_PROBLEM DESCRIPTION_.
Output every entry below word for word, without its pictures.

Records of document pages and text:
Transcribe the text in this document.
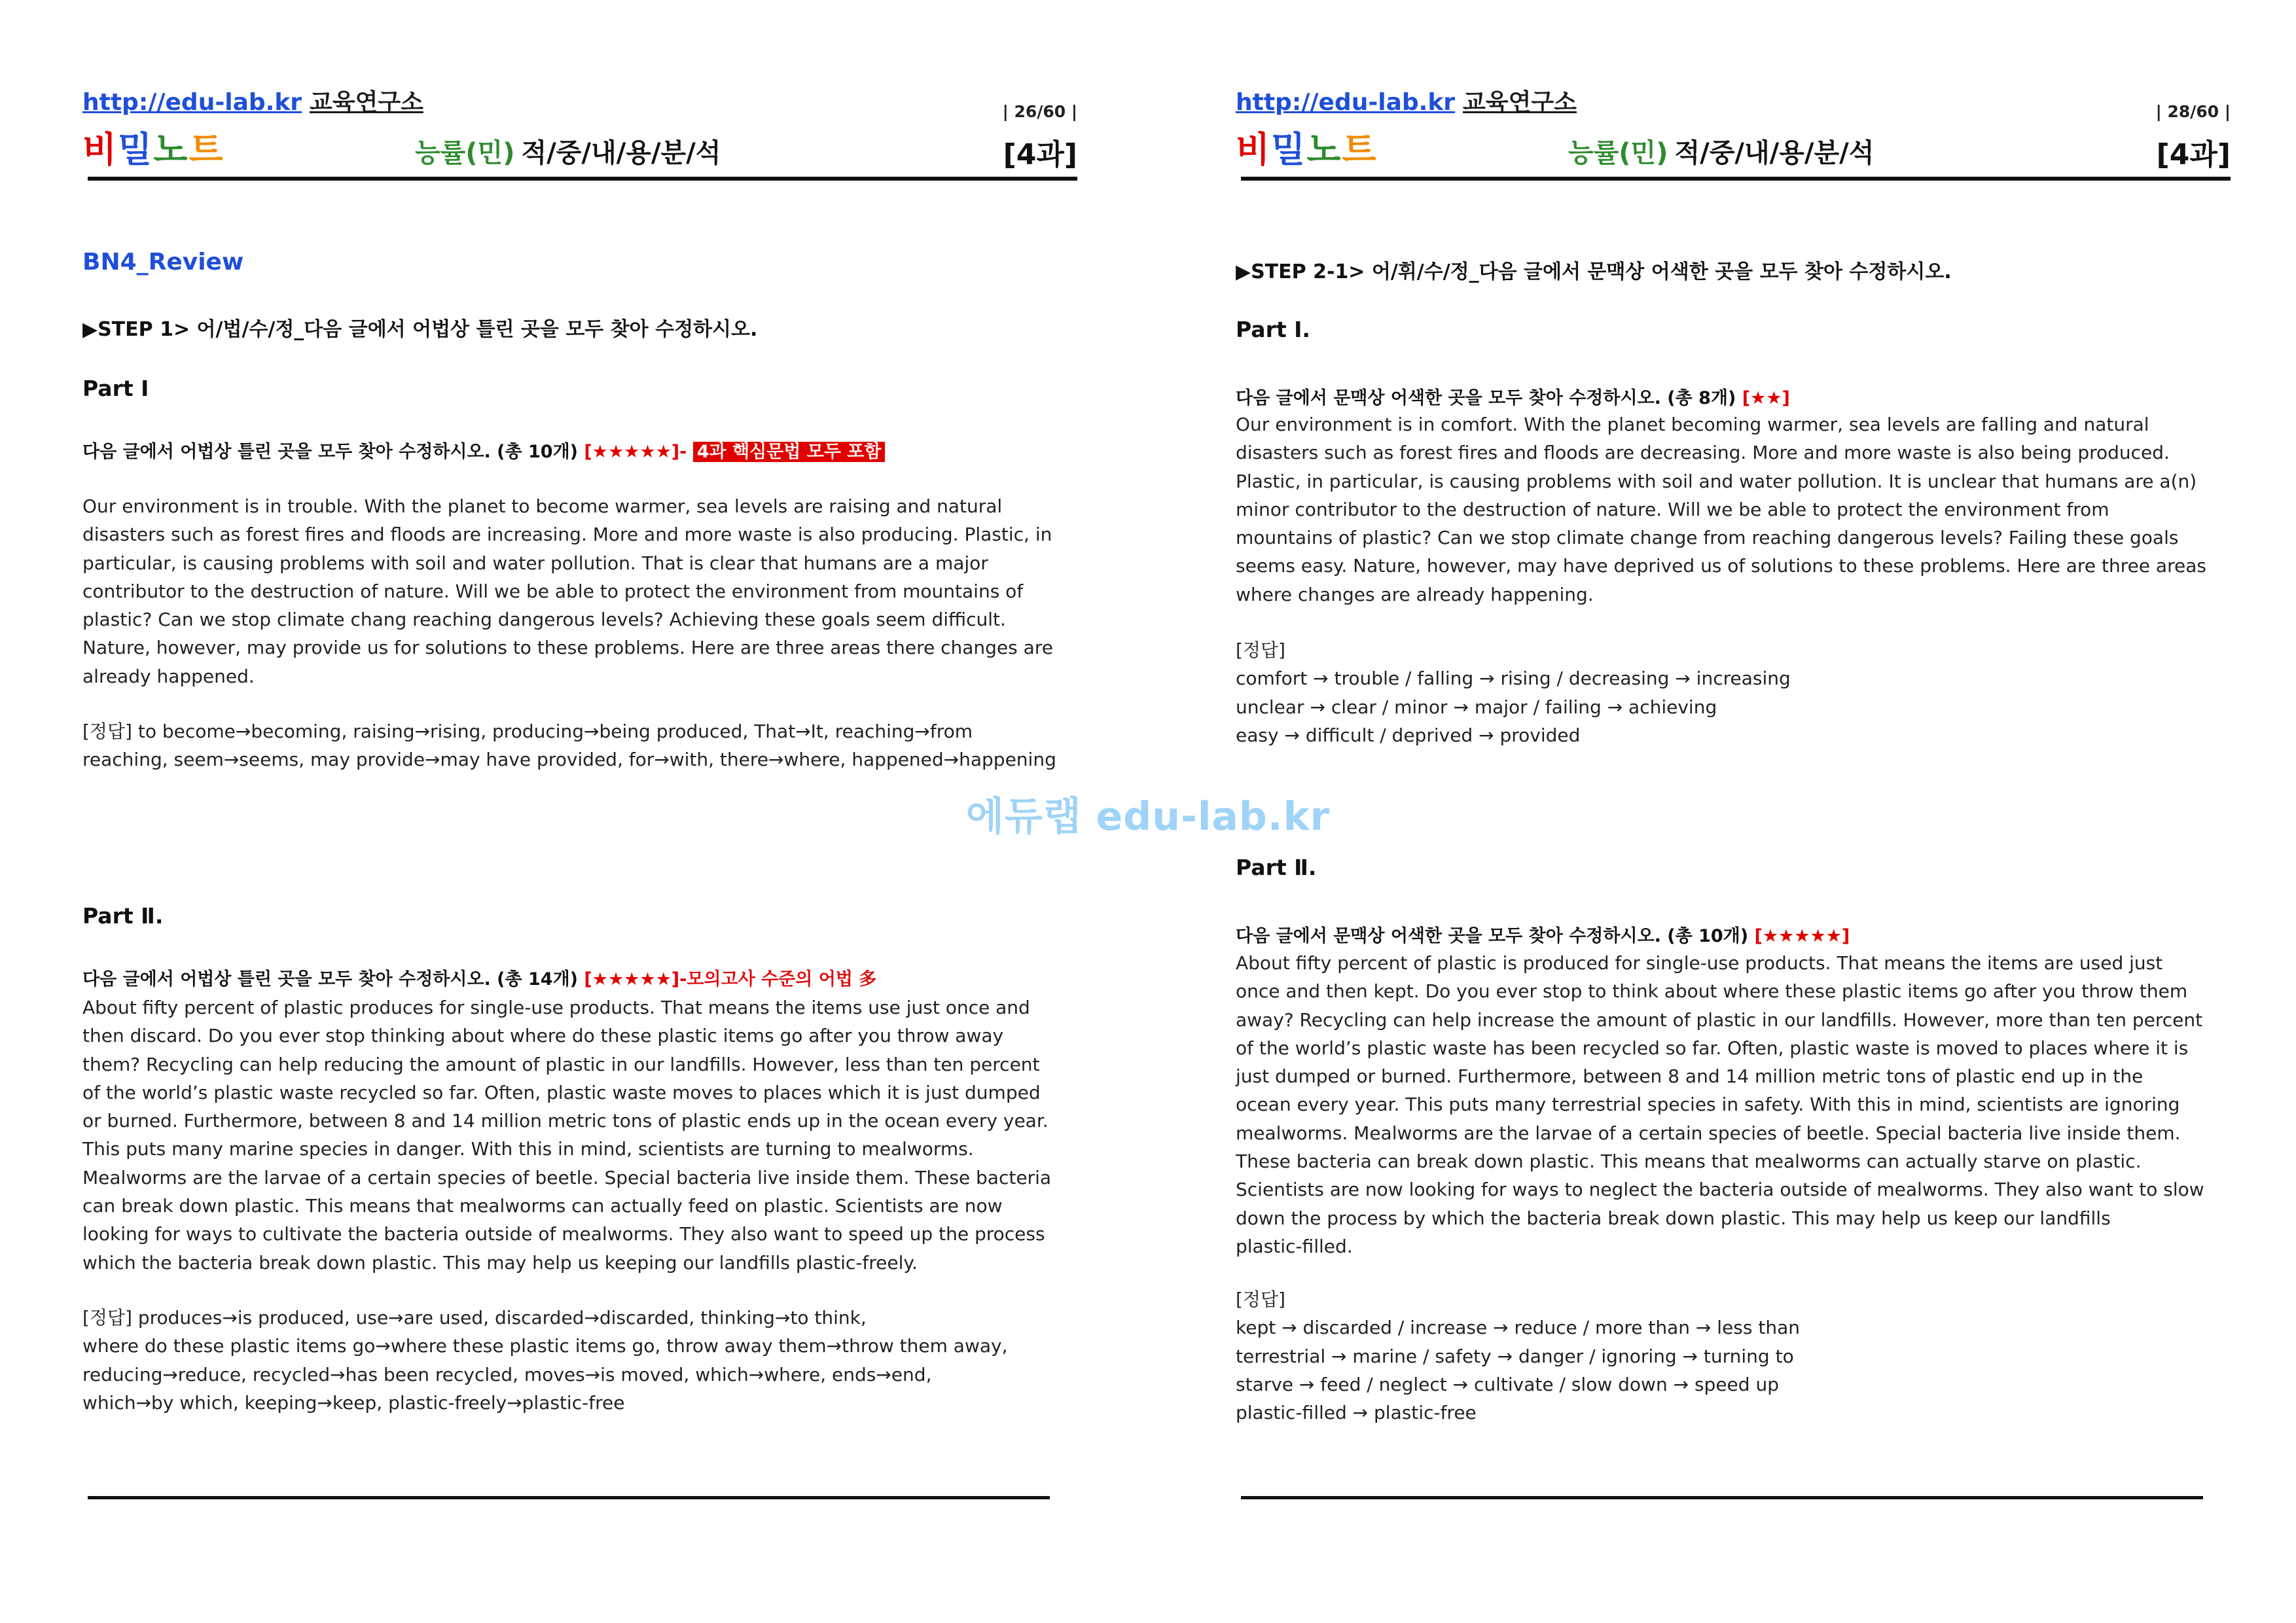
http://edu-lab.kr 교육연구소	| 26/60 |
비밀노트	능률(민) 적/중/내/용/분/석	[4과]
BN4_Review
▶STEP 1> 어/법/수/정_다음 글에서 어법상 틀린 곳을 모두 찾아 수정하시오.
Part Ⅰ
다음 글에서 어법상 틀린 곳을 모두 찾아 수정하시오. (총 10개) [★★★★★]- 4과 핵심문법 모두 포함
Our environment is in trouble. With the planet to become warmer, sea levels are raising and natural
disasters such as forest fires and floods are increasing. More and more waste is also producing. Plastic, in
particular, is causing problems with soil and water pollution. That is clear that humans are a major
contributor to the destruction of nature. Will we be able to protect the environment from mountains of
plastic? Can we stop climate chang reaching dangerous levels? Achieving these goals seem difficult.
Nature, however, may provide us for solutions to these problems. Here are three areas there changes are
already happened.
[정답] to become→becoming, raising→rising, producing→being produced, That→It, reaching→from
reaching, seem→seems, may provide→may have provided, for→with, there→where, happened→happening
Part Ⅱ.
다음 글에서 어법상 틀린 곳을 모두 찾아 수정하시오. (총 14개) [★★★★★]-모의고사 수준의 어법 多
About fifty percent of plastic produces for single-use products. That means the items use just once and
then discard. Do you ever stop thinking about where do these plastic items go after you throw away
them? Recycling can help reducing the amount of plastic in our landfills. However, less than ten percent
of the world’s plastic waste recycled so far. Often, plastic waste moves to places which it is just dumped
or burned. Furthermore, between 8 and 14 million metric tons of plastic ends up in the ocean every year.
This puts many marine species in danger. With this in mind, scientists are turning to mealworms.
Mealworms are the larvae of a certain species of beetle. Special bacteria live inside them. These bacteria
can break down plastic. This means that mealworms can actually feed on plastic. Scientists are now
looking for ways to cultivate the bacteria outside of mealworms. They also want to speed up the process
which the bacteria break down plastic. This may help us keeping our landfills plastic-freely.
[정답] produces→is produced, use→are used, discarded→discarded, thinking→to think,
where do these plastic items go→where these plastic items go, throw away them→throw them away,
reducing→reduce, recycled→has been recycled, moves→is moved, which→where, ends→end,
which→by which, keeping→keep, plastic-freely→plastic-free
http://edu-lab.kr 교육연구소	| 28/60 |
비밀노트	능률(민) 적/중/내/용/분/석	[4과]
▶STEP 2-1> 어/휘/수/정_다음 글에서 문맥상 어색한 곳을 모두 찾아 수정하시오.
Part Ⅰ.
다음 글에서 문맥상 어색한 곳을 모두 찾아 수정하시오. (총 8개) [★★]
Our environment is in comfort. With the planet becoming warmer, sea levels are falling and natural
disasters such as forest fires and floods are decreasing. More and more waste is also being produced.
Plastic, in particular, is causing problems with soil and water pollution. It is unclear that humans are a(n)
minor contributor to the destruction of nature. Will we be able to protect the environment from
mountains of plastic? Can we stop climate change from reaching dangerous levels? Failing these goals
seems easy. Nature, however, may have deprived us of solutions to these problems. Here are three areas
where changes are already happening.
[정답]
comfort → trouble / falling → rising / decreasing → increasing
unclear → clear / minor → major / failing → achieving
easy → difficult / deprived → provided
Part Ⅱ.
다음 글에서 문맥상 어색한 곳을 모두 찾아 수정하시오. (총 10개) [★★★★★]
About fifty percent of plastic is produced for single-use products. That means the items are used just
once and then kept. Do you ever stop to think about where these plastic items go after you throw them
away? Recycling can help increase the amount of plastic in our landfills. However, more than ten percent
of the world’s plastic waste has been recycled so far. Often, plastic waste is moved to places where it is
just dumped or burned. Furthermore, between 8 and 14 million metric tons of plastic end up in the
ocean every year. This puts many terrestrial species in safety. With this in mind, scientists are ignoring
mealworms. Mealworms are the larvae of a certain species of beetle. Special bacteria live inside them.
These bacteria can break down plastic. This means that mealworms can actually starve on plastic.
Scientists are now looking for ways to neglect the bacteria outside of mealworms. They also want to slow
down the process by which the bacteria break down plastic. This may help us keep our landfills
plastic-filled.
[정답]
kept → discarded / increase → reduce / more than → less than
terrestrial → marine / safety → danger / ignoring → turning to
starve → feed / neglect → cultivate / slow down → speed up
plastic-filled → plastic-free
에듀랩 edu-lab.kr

_SOLUTION_.
Transcribe the text in this document.
http://edu-lab.kr 교육연구소	| 26/60 |
비밀노트	능률(민) 적/중/내/용/분/석	[4과]
BN4_Review
▶STEP 1> 어/법/수/정_다음 글에서 어법상 틀린 곳을 모두 찾아 수정하시오.
Part Ⅰ
다음 글에서 어법상 틀린 곳을 모두 찾아 수정하시오. (총 10개) [★★★★★]- 4과 핵심문법 모두 포함
Our environment is in trouble. With the planet to become warmer, sea levels are raising and natural
disasters such as forest fires and floods are increasing. More and more waste is also producing. Plastic, in
particular, is causing problems with soil and water pollution. That is clear that humans are a major
contributor to the destruction of nature. Will we be able to protect the environment from mountains of
plastic? Can we stop climate chang reaching dangerous levels? Achieving these goals seem difficult.
Nature, however, may provide us for solutions to these problems. Here are three areas there changes are
already happened.
[정답] to become→becoming, raising→rising, producing→being produced, That→It, reaching→from
reaching, seem→seems, may provide→may have provided, for→with, there→where, happened→happening
Part Ⅱ.
다음 글에서 어법상 틀린 곳을 모두 찾아 수정하시오. (총 14개) [★★★★★]-모의고사 수준의 어법 多
About fifty percent of plastic produces for single-use products. That means the items use just once and
then discard. Do you ever stop thinking about where do these plastic items go after you throw away
them? Recycling can help reducing the amount of plastic in our landfills. However, less than ten percent
of the world’s plastic waste recycled so far. Often, plastic waste moves to places which it is just dumped
or burned. Furthermore, between 8 and 14 million metric tons of plastic ends up in the ocean every year.
This puts many marine species in danger. With this in mind, scientists are turning to mealworms.
Mealworms are the larvae of a certain species of beetle. Special bacteria live inside them. These bacteria
can break down plastic. This means that mealworms can actually feed on plastic. Scientists are now
looking for ways to cultivate the bacteria outside of mealworms. They also want to speed up the process
which the bacteria break down plastic. This may help us keeping our landfills plastic-freely.
[정답] produces→is produced, use→are used, discarded→discarded, thinking→to think,
where do these plastic items go→where these plastic items go, throw away them→throw them away,
reducing→reduce, recycled→has been recycled, moves→is moved, which→where, ends→end,
which→by which, keeping→keep, plastic-freely→plastic-free
http://edu-lab.kr 교육연구소	| 28/60 |
비밀노트	능률(민) 적/중/내/용/분/석	[4과]
▶STEP 2-1> 어/휘/수/정_다음 글에서 문맥상 어색한 곳을 모두 찾아 수정하시오.
Part Ⅰ.
다음 글에서 문맥상 어색한 곳을 모두 찾아 수정하시오. (총 8개) [★★]
Our environment is in comfort. With the planet becoming warmer, sea levels are falling and natural
disasters such as forest fires and floods are decreasing. More and more waste is also being produced.
Plastic, in particular, is causing problems with soil and water pollution. It is unclear that humans are a(n)
minor contributor to the destruction of nature. Will we be able to protect the environment from
mountains of plastic? Can we stop climate change from reaching dangerous levels? Failing these goals
seems easy. Nature, however, may have deprived us of solutions to these problems. Here are three areas
where changes are already happening.
[정답]
comfort → trouble / falling → rising / decreasing → increasing
unclear → clear / minor → major / failing → achieving
easy → difficult / deprived → provided
Part Ⅱ.
다음 글에서 문맥상 어색한 곳을 모두 찾아 수정하시오. (총 10개) [★★★★★]
About fifty percent of plastic is produced for single-use products. That means the items are used just
once and then kept. Do you ever stop to think about where these plastic items go after you throw them
away? Recycling can help increase the amount of plastic in our landfills. However, more than ten percent
of the world’s plastic waste has been recycled so far. Often, plastic waste is moved to places where it is
just dumped or burned. Furthermore, between 8 and 14 million metric tons of plastic end up in the
ocean every year. This puts many terrestrial species in safety. With this in mind, scientists are ignoring
mealworms. Mealworms are the larvae of a certain species of beetle. Special bacteria live inside them.
These bacteria can break down plastic. This means that mealworms can actually starve on plastic.
Scientists are now looking for ways to neglect the bacteria outside of mealworms. They also want to slow
down the process by which the bacteria break down plastic. This may help us keep our landfills
plastic-filled.
[정답]
kept → discarded / increase → reduce / more than → less than
terrestrial → marine / safety → danger / ignoring → turning to
starve → feed / neglect → cultivate / slow down → speed up
plastic-filled → plastic-free
에듀랩 edu-lab.kr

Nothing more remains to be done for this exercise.